### The task
Output the entries below exactly as written, omitting pictures.

### Supplied material
= = = = = = =
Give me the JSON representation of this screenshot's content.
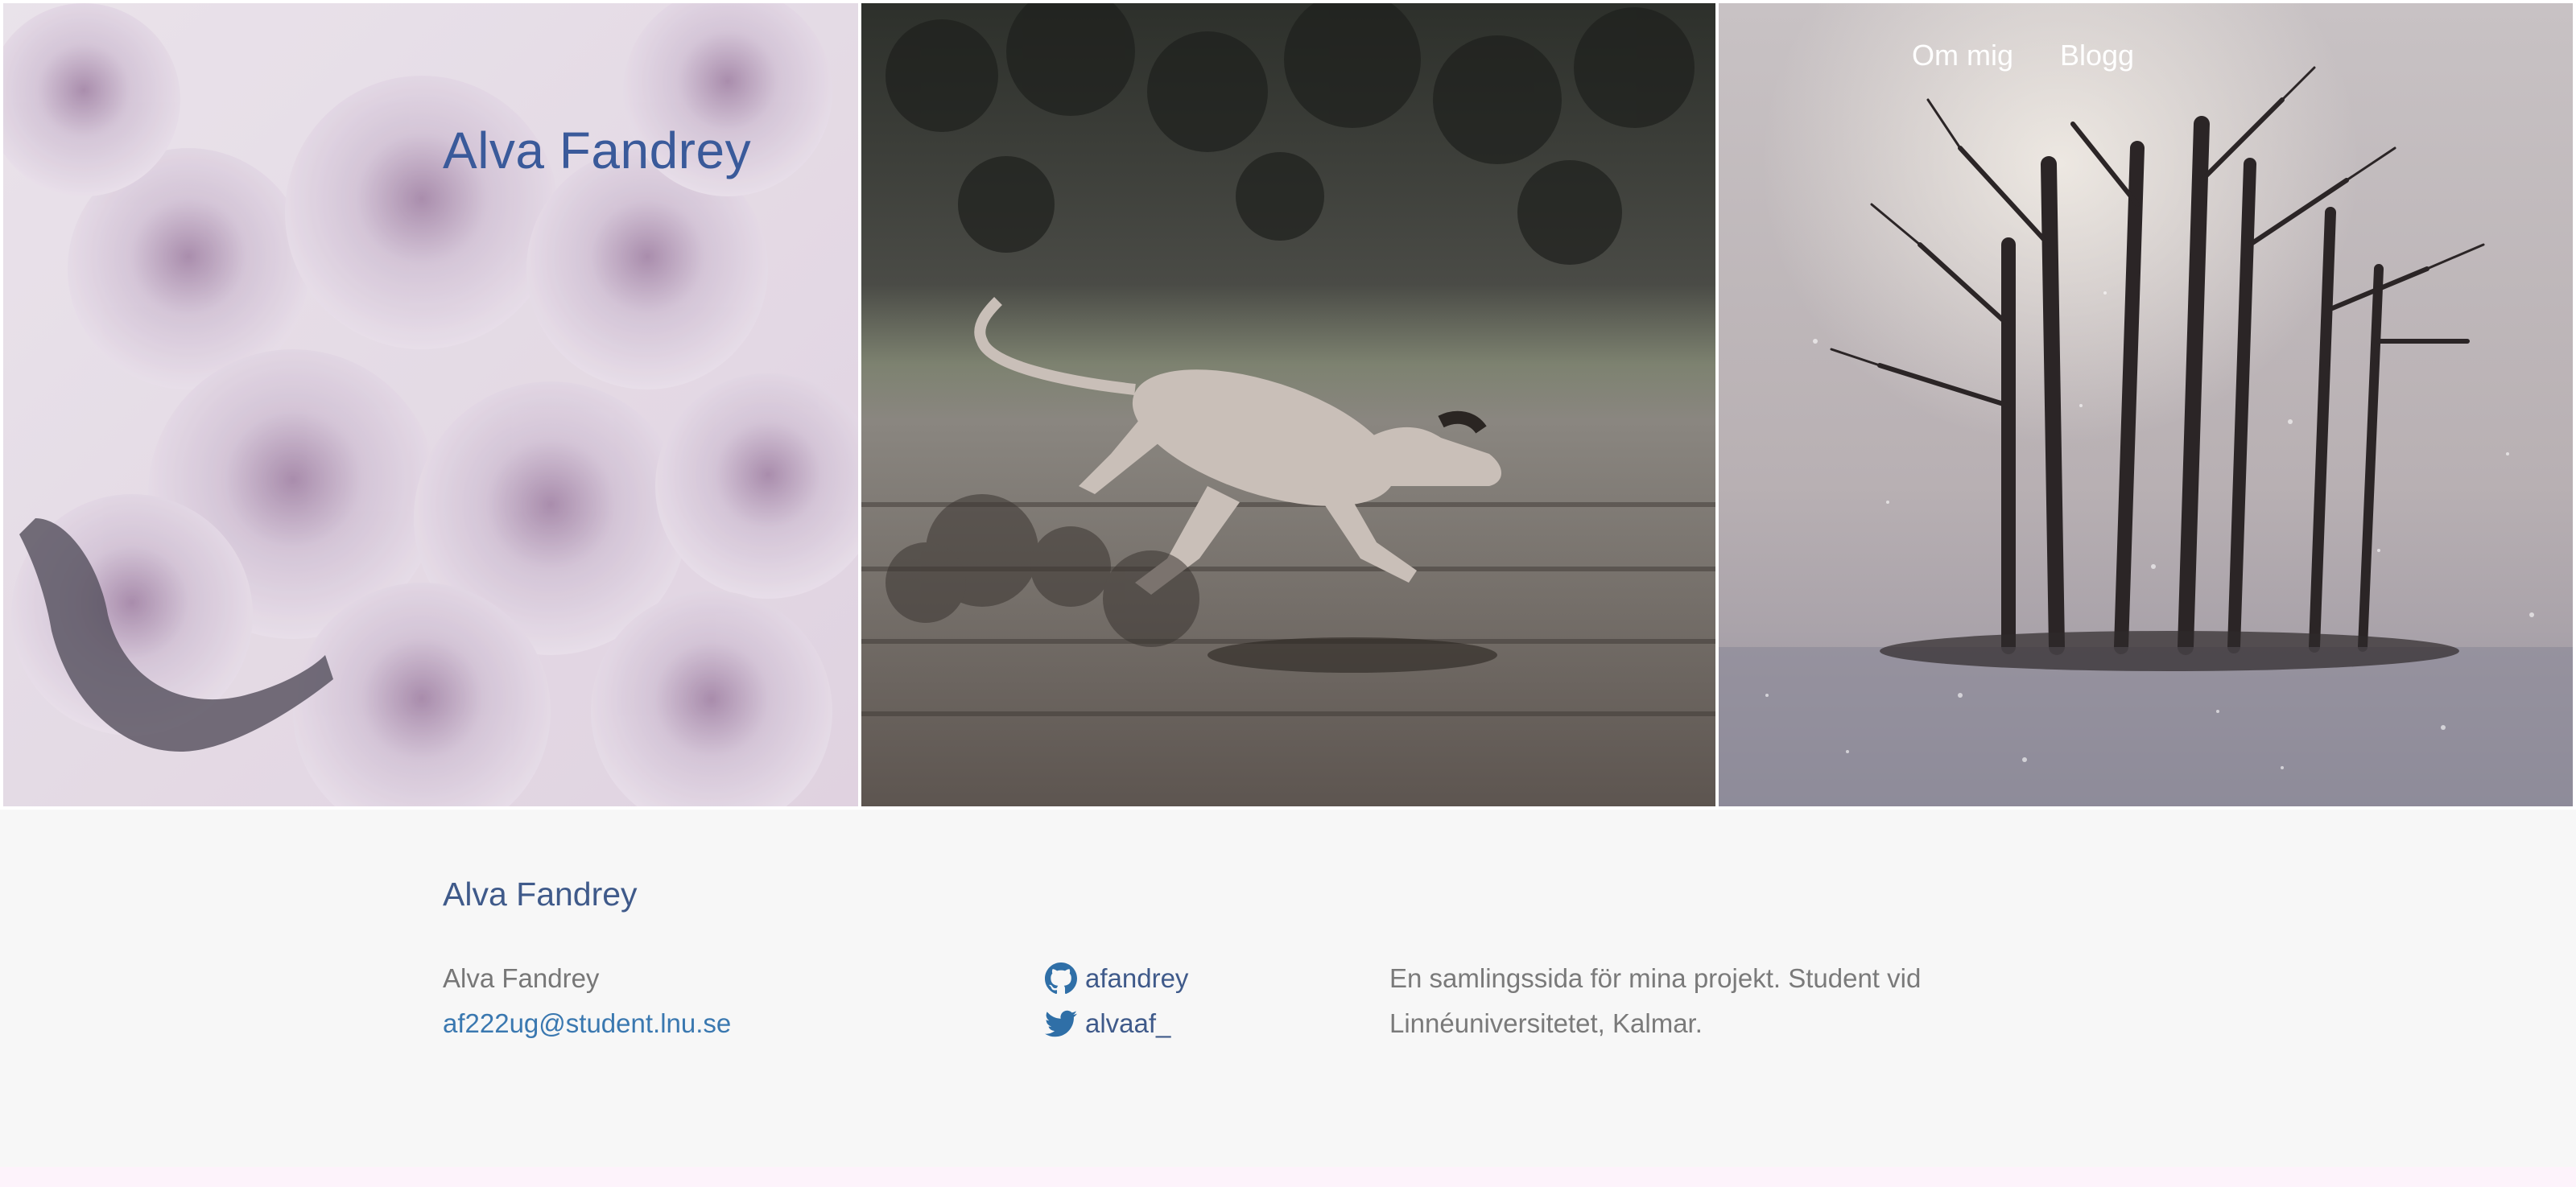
{
  "header": {
    "site_title": "Alva Fandrey",
    "nav": [
      {
        "label": "Om mig"
      },
      {
        "label": "Blogg"
      }
    ]
  },
  "hero_images": [
    {
      "subject": "pale pink peony flowers"
    },
    {
      "subject": "greyhound dog running on dirt track"
    },
    {
      "subject": "bare trees in falling snow"
    }
  ],
  "footer": {
    "title": "Alva Fandrey",
    "name": "Alva Fandrey",
    "email": "af222ug@student.lnu.se",
    "github_user": "afandrey",
    "twitter_user": "alvaaf_",
    "description": "En samlingssida för mina projekt. Student vid Linnéuniversitetet, Kalmar."
  },
  "icons": {
    "github": "github-icon",
    "twitter": "twitter-icon"
  },
  "colors": {
    "accent": "#3a5a9a",
    "link": "#3a78b0",
    "text_muted": "#7a7a7a",
    "background": "#f7f7f7"
  }
}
= = = = = = =
### Task answer
Give me the JSON representation of this screenshot's content.
{
  "header": {
    "site_title": "Alva Fandrey",
    "nav": [
      {
        "label": "Om mig"
      },
      {
        "label": "Blogg"
      }
    ]
  },
  "hero_images": [
    {
      "subject": "pale pink peony flowers"
    },
    {
      "subject": "greyhound dog running on dirt track"
    },
    {
      "subject": "bare trees in falling snow"
    }
  ],
  "footer": {
    "title": "Alva Fandrey",
    "name": "Alva Fandrey",
    "email": "af222ug@student.lnu.se",
    "github_user": "afandrey",
    "twitter_user": "alvaaf_",
    "description": "En samlingssida för mina projekt. Student vid Linnéuniversitetet, Kalmar."
  },
  "icons": {
    "github": "github-icon",
    "twitter": "twitter-icon"
  },
  "colors": {
    "accent": "#3a5a9a",
    "link": "#3a78b0",
    "text_muted": "#7a7a7a",
    "background": "#f7f7f7"
  }
}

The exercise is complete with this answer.